====== Given records ======

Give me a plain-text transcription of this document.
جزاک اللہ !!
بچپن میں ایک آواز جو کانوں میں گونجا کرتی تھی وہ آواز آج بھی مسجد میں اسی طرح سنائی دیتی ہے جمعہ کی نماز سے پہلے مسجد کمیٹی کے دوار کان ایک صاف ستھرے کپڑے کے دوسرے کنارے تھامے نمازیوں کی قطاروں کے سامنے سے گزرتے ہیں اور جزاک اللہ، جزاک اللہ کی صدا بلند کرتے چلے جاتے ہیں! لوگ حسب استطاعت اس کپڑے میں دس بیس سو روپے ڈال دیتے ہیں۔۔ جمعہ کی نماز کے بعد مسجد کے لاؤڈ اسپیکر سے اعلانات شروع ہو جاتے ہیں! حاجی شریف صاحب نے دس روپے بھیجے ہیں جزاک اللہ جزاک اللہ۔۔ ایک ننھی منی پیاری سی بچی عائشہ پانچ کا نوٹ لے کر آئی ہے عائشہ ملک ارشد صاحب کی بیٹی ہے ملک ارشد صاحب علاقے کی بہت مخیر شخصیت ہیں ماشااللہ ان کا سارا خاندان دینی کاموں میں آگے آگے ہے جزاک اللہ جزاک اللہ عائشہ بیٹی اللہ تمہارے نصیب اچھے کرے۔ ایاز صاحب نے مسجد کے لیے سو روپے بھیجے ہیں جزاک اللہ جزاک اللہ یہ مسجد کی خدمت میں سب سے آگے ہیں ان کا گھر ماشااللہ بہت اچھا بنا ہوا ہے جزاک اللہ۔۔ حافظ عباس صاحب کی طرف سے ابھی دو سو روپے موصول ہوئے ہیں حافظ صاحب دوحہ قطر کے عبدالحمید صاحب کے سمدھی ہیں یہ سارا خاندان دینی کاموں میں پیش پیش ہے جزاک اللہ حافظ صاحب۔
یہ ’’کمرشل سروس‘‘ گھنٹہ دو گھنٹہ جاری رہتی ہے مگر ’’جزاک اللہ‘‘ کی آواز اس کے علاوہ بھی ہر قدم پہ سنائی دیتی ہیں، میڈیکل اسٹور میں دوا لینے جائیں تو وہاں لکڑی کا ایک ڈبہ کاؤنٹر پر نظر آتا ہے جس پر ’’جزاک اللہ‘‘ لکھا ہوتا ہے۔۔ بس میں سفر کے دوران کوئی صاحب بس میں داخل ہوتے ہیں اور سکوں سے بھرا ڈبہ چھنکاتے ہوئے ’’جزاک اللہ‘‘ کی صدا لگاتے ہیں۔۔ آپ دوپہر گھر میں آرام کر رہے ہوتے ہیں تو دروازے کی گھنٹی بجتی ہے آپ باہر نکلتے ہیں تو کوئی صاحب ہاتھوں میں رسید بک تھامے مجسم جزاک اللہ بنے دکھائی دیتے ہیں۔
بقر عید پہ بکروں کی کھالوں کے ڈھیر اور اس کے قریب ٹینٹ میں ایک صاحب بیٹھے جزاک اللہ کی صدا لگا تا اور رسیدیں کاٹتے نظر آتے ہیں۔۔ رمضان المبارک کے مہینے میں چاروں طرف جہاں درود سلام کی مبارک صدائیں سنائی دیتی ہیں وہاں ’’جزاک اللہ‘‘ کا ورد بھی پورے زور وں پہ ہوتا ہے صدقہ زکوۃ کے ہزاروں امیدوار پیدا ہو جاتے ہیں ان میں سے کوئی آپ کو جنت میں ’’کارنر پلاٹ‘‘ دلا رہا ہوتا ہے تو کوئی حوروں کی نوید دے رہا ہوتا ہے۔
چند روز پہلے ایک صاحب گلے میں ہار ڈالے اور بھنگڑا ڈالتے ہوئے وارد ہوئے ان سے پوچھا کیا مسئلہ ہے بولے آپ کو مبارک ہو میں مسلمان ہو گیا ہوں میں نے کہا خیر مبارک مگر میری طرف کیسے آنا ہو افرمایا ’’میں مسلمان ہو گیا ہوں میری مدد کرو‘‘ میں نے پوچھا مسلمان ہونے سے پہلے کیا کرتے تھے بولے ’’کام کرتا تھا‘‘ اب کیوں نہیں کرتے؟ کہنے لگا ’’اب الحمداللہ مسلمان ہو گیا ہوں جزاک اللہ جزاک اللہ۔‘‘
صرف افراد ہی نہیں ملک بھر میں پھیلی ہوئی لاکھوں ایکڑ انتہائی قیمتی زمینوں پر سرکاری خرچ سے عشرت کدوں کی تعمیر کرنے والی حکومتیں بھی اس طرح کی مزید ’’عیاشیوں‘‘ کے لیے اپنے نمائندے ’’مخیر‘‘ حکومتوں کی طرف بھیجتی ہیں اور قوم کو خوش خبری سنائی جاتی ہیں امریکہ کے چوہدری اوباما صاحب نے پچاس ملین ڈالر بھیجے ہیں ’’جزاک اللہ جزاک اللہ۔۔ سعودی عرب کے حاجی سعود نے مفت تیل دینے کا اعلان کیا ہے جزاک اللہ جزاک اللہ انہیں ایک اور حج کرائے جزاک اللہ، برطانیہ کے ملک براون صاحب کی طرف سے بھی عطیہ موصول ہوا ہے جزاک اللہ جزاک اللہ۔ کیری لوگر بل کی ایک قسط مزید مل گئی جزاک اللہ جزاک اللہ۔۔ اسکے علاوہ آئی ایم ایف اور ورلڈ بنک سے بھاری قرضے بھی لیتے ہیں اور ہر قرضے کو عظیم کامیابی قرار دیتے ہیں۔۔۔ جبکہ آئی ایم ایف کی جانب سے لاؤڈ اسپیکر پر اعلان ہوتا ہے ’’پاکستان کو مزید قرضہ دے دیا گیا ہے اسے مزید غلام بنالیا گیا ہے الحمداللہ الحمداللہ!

======

** Set exercise **
Copy out each line exactly.

** Task response **
Give me a plain-text transcription of this document.
جزاک اللہ !!
بچپن میں ایک آواز جو کانوں میں گونجا کرتی تھی وہ آواز آج بھی مسجد میں اسی طرح سنائی دیتی ہے جمعہ کی نماز سے پہلے مسجد کمیٹی کے دوار کان ایک صاف ستھرے کپڑے کے دوسرے کنارے تھامے نمازیوں کی قطاروں کے سامنے سے گزرتے ہیں اور جزاک اللہ، جزاک اللہ کی صدا بلند کرتے چلے جاتے ہیں! لوگ حسب استطاعت اس کپڑے میں دس بیس سو روپے ڈال دیتے ہیں۔۔ جمعہ کی نماز کے بعد مسجد کے لاؤڈ اسپیکر سے اعلانات شروع ہو جاتے ہیں! حاجی شریف صاحب نے دس روپے بھیجے ہیں جزاک اللہ جزاک اللہ۔۔ ایک ننھی منی پیاری سی بچی عائشہ پانچ کا نوٹ لے کر آئی ہے عائشہ ملک ارشد صاحب کی بیٹی ہے ملک ارشد صاحب علاقے کی بہت مخیر شخصیت ہیں ماشااللہ ان کا سارا خاندان دینی کاموں میں آگے آگے ہے جزاک اللہ جزاک اللہ عائشہ بیٹی اللہ تمہارے نصیب اچھے کرے۔ ایاز صاحب نے مسجد کے لیے سو روپے بھیجے ہیں جزاک اللہ جزاک اللہ یہ مسجد کی خدمت میں سب سے آگے ہیں ان کا گھر ماشااللہ بہت اچھا بنا ہوا ہے جزاک اللہ۔۔ حافظ عباس صاحب کی طرف سے ابھی دو سو روپے موصول ہوئے ہیں حافظ صاحب دوحہ قطر کے عبدالحمید صاحب کے سمدھی ہیں یہ سارا خاندان دینی کاموں میں پیش پیش ہے جزاک اللہ حافظ صاحب۔
یہ ’’کمرشل سروس‘‘ گھنٹہ دو گھنٹہ جاری رہتی ہے مگر ’’جزاک اللہ‘‘ کی آواز اس کے علاوہ بھی ہر قدم پہ سنائی دیتی ہیں، میڈیکل اسٹور میں دوا لینے جائیں تو وہاں لکڑی کا ایک ڈبہ کاؤنٹر پر نظر آتا ہے جس پر ’’جزاک اللہ‘‘ لکھا ہوتا ہے۔۔ بس میں سفر کے دوران کوئی صاحب بس میں داخل ہوتے ہیں اور سکوں سے بھرا ڈبہ چھنکاتے ہوئے ’’جزاک اللہ‘‘ کی صدا لگاتے ہیں۔۔ آپ دوپہر گھر میں آرام کر رہے ہوتے ہیں تو دروازے کی گھنٹی بجتی ہے آپ باہر نکلتے ہیں تو کوئی صاحب ہاتھوں میں رسید بک تھامے مجسم جزاک اللہ بنے دکھائی دیتے ہیں۔
بقر عید پہ بکروں کی کھالوں کے ڈھیر اور اس کے قریب ٹینٹ میں ایک صاحب بیٹھے جزاک اللہ کی صدا لگا تا اور رسیدیں کاٹتے نظر آتے ہیں۔۔ رمضان المبارک کے مہینے میں چاروں طرف جہاں درود سلام کی مبارک صدائیں سنائی دیتی ہیں وہاں ’’جزاک اللہ‘‘ کا ورد بھی پورے زور وں پہ ہوتا ہے صدقہ زکوۃ کے ہزاروں امیدوار پیدا ہو جاتے ہیں ان میں سے کوئی آپ کو جنت میں ’’کارنر پلاٹ‘‘ دلا رہا ہوتا ہے تو کوئی حوروں کی نوید دے رہا ہوتا ہے۔
چند روز پہلے ایک صاحب گلے میں ہار ڈالے اور بھنگڑا ڈالتے ہوئے وارد ہوئے ان سے پوچھا کیا مسئلہ ہے بولے آپ کو مبارک ہو میں مسلمان ہو گیا ہوں میں نے کہا خیر مبارک مگر میری طرف کیسے آنا ہو افرمایا ’’میں مسلمان ہو گیا ہوں میری مدد کرو‘‘ میں نے پوچھا مسلمان ہونے سے پہلے کیا کرتے تھے بولے ’’کام کرتا تھا‘‘ اب کیوں نہیں کرتے؟ کہنے لگا ’’اب الحمداللہ مسلمان ہو گیا ہوں جزاک اللہ جزاک اللہ۔‘‘
صرف افراد ہی نہیں ملک بھر میں پھیلی ہوئی لاکھوں ایکڑ انتہائی قیمتی زمینوں پر سرکاری خرچ سے عشرت کدوں کی تعمیر کرنے والی حکومتیں بھی اس طرح کی مزید ’’عیاشیوں‘‘ کے لیے اپنے نمائندے ’’مخیر‘‘ حکومتوں کی طرف بھیجتی ہیں اور قوم کو خوش خبری سنائی جاتی ہیں امریکہ کے چوہدری اوباما صاحب نے پچاس ملین ڈالر بھیجے ہیں ’’جزاک اللہ جزاک اللہ۔۔ سعودی عرب کے حاجی سعود نے مفت تیل دینے کا اعلان کیا ہے جزاک اللہ جزاک اللہ انہیں ایک اور حج کرائے جزاک اللہ، برطانیہ کے ملک براون صاحب کی طرف سے بھی عطیہ موصول ہوا ہے جزاک اللہ جزاک اللہ۔ کیری لوگر بل کی ایک قسط مزید مل گئی جزاک اللہ جزاک اللہ۔۔ اسکے علاوہ آئی ایم ایف اور ورلڈ بنک سے بھاری قرضے بھی لیتے ہیں اور ہر قرضے کو عظیم کامیابی قرار دیتے ہیں۔۔۔ جبکہ آئی ایم ایف کی جانب سے لاؤڈ اسپیکر پر اعلان ہوتا ہے ’’پاکستان کو مزید قرضہ دے دیا گیا ہے اسے مزید غلام بنالیا گیا ہے الحمداللہ الحمداللہ!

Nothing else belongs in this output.